-- begin Source material --
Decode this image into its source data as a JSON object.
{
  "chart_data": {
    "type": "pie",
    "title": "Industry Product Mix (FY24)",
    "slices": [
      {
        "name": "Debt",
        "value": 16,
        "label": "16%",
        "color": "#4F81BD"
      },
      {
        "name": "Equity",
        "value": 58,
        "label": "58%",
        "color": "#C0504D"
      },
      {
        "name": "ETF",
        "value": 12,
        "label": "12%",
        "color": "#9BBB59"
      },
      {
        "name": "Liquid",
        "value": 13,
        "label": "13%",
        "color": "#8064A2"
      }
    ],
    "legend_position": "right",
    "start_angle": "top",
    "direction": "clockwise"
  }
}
-- end Source material --
▸ **Set task**
Extract each line from the listing above, please, and repeat it exactly.

▸ **Task answer**
Decode this image into its source data as a JSON object.
{
  "chart_data": {
    "type": "pie",
    "title": "Industry Product Mix (FY24)",
    "slices": [
      {
        "name": "Debt",
        "value": 16,
        "label": "16%",
        "color": "#4F81BD"
      },
      {
        "name": "Equity",
        "value": 58,
        "label": "58%",
        "color": "#C0504D"
      },
      {
        "name": "ETF",
        "value": 12,
        "label": "12%",
        "color": "#9BBB59"
      },
      {
        "name": "Liquid",
        "value": 13,
        "label": "13%",
        "color": "#8064A2"
      }
    ],
    "legend_position": "right",
    "start_angle": "top",
    "direction": "clockwise"
  }
}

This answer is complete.